Given exercise
Extract the rows below, from the first one through the row containing "text: mannen >65", and reproduce each one without any change.

Items

━━━━━━━━━━

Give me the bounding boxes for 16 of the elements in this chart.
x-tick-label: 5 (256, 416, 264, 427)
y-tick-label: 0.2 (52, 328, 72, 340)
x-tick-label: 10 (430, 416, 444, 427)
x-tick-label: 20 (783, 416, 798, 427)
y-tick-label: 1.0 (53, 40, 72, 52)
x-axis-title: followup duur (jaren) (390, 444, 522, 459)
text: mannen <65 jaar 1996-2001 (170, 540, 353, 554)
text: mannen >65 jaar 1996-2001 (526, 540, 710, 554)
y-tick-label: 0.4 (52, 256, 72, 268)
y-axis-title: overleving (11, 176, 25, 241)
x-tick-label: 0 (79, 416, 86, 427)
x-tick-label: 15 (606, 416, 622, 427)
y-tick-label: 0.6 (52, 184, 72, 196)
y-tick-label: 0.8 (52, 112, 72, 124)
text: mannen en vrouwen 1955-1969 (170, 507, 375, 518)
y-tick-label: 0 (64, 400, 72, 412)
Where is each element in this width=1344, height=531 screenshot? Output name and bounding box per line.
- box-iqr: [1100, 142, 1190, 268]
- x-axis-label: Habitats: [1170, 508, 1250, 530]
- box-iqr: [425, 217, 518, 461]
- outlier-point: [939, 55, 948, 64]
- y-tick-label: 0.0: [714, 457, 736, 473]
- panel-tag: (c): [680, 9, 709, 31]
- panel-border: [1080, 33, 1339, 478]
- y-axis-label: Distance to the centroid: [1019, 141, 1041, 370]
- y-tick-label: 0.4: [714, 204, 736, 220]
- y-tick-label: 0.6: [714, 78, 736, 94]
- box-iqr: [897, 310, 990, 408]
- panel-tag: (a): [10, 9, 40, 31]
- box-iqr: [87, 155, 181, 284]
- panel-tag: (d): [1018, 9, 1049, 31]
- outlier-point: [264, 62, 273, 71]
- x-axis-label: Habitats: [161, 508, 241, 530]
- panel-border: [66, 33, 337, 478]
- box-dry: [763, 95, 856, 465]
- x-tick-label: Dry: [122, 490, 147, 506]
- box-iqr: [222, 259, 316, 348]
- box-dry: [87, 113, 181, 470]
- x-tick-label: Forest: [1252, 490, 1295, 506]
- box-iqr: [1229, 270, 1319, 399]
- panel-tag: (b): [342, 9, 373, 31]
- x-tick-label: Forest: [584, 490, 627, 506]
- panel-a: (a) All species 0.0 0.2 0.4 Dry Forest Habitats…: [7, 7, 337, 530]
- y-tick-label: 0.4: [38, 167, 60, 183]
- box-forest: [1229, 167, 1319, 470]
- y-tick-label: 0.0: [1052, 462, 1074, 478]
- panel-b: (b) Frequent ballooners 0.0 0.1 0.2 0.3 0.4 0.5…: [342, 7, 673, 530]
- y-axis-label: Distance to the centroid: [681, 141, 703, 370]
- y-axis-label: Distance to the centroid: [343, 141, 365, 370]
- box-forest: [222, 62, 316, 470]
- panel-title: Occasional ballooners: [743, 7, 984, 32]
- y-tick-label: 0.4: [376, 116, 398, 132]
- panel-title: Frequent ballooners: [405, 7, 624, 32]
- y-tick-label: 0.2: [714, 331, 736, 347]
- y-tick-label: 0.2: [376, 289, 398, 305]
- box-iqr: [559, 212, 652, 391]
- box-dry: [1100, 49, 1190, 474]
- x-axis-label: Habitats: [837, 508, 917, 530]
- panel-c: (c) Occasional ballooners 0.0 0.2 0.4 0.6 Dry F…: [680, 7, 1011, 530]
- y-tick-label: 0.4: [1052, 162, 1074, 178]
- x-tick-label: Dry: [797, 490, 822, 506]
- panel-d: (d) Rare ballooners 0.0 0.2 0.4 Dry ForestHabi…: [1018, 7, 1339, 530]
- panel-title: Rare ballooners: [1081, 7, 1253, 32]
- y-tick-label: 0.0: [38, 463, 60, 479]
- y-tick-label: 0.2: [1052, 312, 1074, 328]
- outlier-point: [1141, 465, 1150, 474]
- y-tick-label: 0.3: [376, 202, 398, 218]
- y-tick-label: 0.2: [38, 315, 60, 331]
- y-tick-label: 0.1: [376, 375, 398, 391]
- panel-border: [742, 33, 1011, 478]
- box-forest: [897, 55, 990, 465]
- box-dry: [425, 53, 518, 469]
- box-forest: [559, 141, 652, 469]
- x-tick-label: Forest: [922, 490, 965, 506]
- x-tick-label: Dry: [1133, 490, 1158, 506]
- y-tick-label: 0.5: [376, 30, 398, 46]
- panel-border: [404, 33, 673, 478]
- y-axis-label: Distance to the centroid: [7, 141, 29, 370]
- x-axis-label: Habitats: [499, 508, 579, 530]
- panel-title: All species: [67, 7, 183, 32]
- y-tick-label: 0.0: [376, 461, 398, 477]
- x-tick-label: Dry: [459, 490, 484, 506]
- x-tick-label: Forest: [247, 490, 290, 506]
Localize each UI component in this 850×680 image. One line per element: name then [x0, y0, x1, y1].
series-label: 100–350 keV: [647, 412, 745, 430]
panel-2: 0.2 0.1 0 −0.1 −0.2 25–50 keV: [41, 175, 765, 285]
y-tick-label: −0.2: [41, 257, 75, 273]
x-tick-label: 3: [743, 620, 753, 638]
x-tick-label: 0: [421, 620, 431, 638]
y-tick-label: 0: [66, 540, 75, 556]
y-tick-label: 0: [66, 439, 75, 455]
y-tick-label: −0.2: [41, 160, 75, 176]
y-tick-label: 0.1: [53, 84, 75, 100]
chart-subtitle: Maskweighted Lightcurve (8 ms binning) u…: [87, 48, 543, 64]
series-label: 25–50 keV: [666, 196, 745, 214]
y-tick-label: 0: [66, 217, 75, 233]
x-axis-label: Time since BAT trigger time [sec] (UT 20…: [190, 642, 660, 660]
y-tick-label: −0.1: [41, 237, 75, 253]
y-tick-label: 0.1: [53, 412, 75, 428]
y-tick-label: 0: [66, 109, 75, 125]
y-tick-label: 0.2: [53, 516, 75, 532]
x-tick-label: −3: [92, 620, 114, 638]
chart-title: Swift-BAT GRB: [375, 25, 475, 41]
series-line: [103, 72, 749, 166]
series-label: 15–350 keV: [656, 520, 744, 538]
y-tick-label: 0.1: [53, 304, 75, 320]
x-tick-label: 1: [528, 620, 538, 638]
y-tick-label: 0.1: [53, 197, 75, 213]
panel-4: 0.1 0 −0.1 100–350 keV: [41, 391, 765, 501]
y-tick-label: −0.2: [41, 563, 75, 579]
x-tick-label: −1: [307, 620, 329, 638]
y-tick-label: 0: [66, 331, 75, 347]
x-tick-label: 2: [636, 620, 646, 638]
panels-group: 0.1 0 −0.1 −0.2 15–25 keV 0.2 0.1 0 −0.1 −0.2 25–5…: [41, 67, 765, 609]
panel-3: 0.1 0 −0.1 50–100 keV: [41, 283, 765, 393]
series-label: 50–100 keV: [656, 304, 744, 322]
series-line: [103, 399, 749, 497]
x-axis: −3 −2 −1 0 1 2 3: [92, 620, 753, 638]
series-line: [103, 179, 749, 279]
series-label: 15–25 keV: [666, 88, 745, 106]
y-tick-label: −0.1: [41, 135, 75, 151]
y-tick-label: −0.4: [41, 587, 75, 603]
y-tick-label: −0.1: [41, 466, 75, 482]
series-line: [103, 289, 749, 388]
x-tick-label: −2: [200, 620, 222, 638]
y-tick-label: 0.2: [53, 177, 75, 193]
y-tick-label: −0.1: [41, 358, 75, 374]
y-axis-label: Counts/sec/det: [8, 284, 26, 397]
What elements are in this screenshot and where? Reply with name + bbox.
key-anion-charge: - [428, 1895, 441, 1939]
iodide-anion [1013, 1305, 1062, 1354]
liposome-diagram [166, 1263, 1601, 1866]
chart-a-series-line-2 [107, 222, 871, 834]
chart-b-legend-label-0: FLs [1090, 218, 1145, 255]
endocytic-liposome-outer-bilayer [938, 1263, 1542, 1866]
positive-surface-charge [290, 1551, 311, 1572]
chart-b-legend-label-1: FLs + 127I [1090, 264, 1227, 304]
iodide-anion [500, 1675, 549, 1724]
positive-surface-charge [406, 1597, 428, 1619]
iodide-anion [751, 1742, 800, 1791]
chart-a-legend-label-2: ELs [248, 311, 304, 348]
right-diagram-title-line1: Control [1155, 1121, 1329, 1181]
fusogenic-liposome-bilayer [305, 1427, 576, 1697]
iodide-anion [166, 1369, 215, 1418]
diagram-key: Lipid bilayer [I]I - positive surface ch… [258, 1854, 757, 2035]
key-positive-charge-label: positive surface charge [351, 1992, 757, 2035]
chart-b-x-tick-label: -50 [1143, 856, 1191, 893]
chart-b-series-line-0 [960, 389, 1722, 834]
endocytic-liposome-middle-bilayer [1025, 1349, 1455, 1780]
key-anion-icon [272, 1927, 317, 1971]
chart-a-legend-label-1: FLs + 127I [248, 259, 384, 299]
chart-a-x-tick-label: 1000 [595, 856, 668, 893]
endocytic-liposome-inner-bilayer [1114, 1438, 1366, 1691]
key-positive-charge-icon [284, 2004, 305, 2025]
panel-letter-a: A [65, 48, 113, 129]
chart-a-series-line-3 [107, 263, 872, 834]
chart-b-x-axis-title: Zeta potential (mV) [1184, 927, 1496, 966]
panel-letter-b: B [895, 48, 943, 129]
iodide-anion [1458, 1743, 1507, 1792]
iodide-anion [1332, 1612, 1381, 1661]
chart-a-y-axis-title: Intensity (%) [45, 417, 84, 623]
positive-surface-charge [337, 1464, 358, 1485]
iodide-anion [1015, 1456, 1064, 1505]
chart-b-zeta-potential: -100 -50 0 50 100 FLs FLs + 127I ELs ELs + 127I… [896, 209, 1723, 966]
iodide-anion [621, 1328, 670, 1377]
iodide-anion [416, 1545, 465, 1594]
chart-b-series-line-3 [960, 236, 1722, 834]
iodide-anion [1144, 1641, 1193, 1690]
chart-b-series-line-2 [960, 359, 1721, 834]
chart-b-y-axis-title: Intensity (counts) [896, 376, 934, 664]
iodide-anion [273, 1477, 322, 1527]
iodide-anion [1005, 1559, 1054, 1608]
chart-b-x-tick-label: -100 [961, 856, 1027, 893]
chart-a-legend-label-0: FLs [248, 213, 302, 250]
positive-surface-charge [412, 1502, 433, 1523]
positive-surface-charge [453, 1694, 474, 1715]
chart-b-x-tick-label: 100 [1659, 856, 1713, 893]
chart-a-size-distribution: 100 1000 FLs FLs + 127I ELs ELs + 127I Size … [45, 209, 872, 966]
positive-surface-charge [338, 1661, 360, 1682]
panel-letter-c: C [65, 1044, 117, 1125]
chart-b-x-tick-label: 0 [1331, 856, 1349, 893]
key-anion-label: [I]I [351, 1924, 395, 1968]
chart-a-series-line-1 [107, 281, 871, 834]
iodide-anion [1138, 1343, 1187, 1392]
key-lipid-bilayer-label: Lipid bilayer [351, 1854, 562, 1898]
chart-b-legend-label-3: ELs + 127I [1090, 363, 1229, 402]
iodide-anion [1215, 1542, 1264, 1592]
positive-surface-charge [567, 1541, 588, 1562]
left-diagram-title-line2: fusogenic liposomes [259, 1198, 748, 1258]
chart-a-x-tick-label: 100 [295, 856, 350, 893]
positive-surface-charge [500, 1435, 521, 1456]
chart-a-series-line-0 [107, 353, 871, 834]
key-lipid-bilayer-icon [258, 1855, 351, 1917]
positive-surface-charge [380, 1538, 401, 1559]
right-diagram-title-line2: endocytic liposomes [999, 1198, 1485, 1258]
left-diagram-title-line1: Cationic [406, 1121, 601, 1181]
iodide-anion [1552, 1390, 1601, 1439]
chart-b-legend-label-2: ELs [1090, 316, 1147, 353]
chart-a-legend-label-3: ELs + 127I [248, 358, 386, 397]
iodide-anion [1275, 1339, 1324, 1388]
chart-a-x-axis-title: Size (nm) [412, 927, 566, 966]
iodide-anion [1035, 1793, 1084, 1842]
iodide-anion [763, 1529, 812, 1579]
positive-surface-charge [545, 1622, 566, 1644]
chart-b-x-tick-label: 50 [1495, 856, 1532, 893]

━━━━━━━━━━

Correct output
Give me the bounding boxes for 16 of the elements in this chart.
x-tick-label: 5 (256, 416, 264, 427)
y-tick-label: 0.2 (52, 328, 72, 340)
x-tick-label: 10 (430, 416, 444, 427)
x-tick-label: 20 (783, 416, 798, 427)
y-tick-label: 1.0 (53, 40, 72, 52)
x-axis-title: followup duur (jaren) (390, 444, 522, 459)
text: mannen <65 jaar 1996-2001 (170, 540, 353, 554)
text: mannen >65 jaar 1996-2001 (526, 540, 710, 554)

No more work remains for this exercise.